-- Begin MATERIAL --
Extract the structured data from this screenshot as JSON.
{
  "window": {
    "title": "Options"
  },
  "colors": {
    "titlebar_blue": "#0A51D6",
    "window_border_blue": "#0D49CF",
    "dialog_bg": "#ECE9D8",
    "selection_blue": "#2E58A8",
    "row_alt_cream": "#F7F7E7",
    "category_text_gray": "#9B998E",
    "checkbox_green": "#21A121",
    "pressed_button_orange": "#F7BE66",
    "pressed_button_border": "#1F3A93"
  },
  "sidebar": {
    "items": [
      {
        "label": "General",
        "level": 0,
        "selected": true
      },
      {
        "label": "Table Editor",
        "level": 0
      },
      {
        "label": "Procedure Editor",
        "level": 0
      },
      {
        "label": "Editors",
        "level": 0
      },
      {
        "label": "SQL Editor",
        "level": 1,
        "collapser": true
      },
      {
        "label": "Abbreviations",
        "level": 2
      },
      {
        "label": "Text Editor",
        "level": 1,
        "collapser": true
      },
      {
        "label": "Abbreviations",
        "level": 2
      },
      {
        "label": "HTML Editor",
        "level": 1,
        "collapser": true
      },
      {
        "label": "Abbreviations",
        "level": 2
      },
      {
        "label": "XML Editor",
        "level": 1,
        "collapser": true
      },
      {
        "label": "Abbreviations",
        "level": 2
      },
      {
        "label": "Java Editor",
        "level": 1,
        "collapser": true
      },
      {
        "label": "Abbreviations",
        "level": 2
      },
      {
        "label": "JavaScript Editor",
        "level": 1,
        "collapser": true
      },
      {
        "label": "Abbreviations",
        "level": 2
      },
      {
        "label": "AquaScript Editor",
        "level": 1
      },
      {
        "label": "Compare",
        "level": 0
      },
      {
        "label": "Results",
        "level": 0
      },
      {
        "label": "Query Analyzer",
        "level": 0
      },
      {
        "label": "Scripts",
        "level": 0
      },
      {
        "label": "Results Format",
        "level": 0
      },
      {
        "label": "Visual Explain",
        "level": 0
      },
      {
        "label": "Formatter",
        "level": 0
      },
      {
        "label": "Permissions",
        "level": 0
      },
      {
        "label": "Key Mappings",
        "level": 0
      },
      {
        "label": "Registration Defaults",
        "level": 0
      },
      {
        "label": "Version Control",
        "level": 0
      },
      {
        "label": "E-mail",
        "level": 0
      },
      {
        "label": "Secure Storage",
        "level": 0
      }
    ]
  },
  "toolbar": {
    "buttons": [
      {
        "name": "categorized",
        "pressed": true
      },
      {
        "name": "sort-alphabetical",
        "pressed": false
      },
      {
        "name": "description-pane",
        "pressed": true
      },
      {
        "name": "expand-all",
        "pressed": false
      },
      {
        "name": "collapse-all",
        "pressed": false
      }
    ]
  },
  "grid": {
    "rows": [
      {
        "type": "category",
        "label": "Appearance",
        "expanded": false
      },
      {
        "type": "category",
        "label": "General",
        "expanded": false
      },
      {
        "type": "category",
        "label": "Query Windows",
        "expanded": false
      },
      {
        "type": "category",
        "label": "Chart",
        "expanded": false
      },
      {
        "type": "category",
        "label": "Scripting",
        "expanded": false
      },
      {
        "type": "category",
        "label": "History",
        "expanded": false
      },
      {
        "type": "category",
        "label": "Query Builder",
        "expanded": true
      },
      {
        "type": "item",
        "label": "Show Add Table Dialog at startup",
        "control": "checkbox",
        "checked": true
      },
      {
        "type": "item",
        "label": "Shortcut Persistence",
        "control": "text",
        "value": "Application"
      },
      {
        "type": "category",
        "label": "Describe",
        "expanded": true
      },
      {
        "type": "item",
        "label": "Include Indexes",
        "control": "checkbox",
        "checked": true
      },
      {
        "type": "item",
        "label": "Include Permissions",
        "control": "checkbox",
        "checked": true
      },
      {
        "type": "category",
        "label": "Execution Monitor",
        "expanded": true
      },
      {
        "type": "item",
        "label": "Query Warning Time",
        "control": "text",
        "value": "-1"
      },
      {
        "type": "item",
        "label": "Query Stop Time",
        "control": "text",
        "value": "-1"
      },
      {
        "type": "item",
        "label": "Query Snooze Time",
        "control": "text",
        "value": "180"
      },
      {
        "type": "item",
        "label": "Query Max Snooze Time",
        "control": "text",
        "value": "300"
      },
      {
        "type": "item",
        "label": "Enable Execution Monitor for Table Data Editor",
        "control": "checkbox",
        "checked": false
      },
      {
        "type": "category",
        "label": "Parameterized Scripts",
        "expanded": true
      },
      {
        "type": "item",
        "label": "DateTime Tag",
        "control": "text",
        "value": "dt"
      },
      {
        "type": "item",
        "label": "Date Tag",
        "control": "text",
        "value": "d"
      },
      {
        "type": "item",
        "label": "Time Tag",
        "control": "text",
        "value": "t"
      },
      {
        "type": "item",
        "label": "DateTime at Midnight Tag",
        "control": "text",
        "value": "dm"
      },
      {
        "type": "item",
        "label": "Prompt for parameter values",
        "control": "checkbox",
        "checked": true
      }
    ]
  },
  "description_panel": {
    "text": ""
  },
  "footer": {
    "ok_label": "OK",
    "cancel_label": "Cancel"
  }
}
-- End MATERIAL --
SET TASK:
Extract the full listing and reproduce each line exactly.

FINAL ANSWER:
Extract the structured data from this screenshot as JSON.
{
  "window": {
    "title": "Options"
  },
  "colors": {
    "titlebar_blue": "#0A51D6",
    "window_border_blue": "#0D49CF",
    "dialog_bg": "#ECE9D8",
    "selection_blue": "#2E58A8",
    "row_alt_cream": "#F7F7E7",
    "category_text_gray": "#9B998E",
    "checkbox_green": "#21A121",
    "pressed_button_orange": "#F7BE66",
    "pressed_button_border": "#1F3A93"
  },
  "sidebar": {
    "items": [
      {
        "label": "General",
        "level": 0,
        "selected": true
      },
      {
        "label": "Table Editor",
        "level": 0
      },
      {
        "label": "Procedure Editor",
        "level": 0
      },
      {
        "label": "Editors",
        "level": 0
      },
      {
        "label": "SQL Editor",
        "level": 1,
        "collapser": true
      },
      {
        "label": "Abbreviations",
        "level": 2
      },
      {
        "label": "Text Editor",
        "level": 1,
        "collapser": true
      },
      {
        "label": "Abbreviations",
        "level": 2
      },
      {
        "label": "HTML Editor",
        "level": 1,
        "collapser": true
      },
      {
        "label": "Abbreviations",
        "level": 2
      },
      {
        "label": "XML Editor",
        "level": 1,
        "collapser": true
      },
      {
        "label": "Abbreviations",
        "level": 2
      },
      {
        "label": "Java Editor",
        "level": 1,
        "collapser": true
      },
      {
        "label": "Abbreviations",
        "level": 2
      },
      {
        "label": "JavaScript Editor",
        "level": 1,
        "collapser": true
      },
      {
        "label": "Abbreviations",
        "level": 2
      },
      {
        "label": "AquaScript Editor",
        "level": 1
      },
      {
        "label": "Compare",
        "level": 0
      },
      {
        "label": "Results",
        "level": 0
      },
      {
        "label": "Query Analyzer",
        "level": 0
      },
      {
        "label": "Scripts",
        "level": 0
      },
      {
        "label": "Results Format",
        "level": 0
      },
      {
        "label": "Visual Explain",
        "level": 0
      },
      {
        "label": "Formatter",
        "level": 0
      },
      {
        "label": "Permissions",
        "level": 0
      },
      {
        "label": "Key Mappings",
        "level": 0
      },
      {
        "label": "Registration Defaults",
        "level": 0
      },
      {
        "label": "Version Control",
        "level": 0
      },
      {
        "label": "E-mail",
        "level": 0
      },
      {
        "label": "Secure Storage",
        "level": 0
      }
    ]
  },
  "toolbar": {
    "buttons": [
      {
        "name": "categorized",
        "pressed": true
      },
      {
        "name": "sort-alphabetical",
        "pressed": false
      },
      {
        "name": "description-pane",
        "pressed": true
      },
      {
        "name": "expand-all",
        "pressed": false
      },
      {
        "name": "collapse-all",
        "pressed": false
      }
    ]
  },
  "grid": {
    "rows": [
      {
        "type": "category",
        "label": "Appearance",
        "expanded": false
      },
      {
        "type": "category",
        "label": "General",
        "expanded": false
      },
      {
        "type": "category",
        "label": "Query Windows",
        "expanded": false
      },
      {
        "type": "category",
        "label": "Chart",
        "expanded": false
      },
      {
        "type": "category",
        "label": "Scripting",
        "expanded": false
      },
      {
        "type": "category",
        "label": "History",
        "expanded": false
      },
      {
        "type": "category",
        "label": "Query Builder",
        "expanded": true
      },
      {
        "type": "item",
        "label": "Show Add Table Dialog at startup",
        "control": "checkbox",
        "checked": true
      },
      {
        "type": "item",
        "label": "Shortcut Persistence",
        "control": "text",
        "value": "Application"
      },
      {
        "type": "category",
        "label": "Describe",
        "expanded": true
      },
      {
        "type": "item",
        "label": "Include Indexes",
        "control": "checkbox",
        "checked": true
      },
      {
        "type": "item",
        "label": "Include Permissions",
        "control": "checkbox",
        "checked": true
      },
      {
        "type": "category",
        "label": "Execution Monitor",
        "expanded": true
      },
      {
        "type": "item",
        "label": "Query Warning Time",
        "control": "text",
        "value": "-1"
      },
      {
        "type": "item",
        "label": "Query Stop Time",
        "control": "text",
        "value": "-1"
      },
      {
        "type": "item",
        "label": "Query Snooze Time",
        "control": "text",
        "value": "180"
      },
      {
        "type": "item",
        "label": "Query Max Snooze Time",
        "control": "text",
        "value": "300"
      },
      {
        "type": "item",
        "label": "Enable Execution Monitor for Table Data Editor",
        "control": "checkbox",
        "checked": false
      },
      {
        "type": "category",
        "label": "Parameterized Scripts",
        "expanded": true
      },
      {
        "type": "item",
        "label": "DateTime Tag",
        "control": "text",
        "value": "dt"
      },
      {
        "type": "item",
        "label": "Date Tag",
        "control": "text",
        "value": "d"
      },
      {
        "type": "item",
        "label": "Time Tag",
        "control": "text",
        "value": "t"
      },
      {
        "type": "item",
        "label": "DateTime at Midnight Tag",
        "control": "text",
        "value": "dm"
      },
      {
        "type": "item",
        "label": "Prompt for parameter values",
        "control": "checkbox",
        "checked": true
      }
    ]
  },
  "description_panel": {
    "text": ""
  },
  "footer": {
    "ok_label": "OK",
    "cancel_label": "Cancel"
  }
}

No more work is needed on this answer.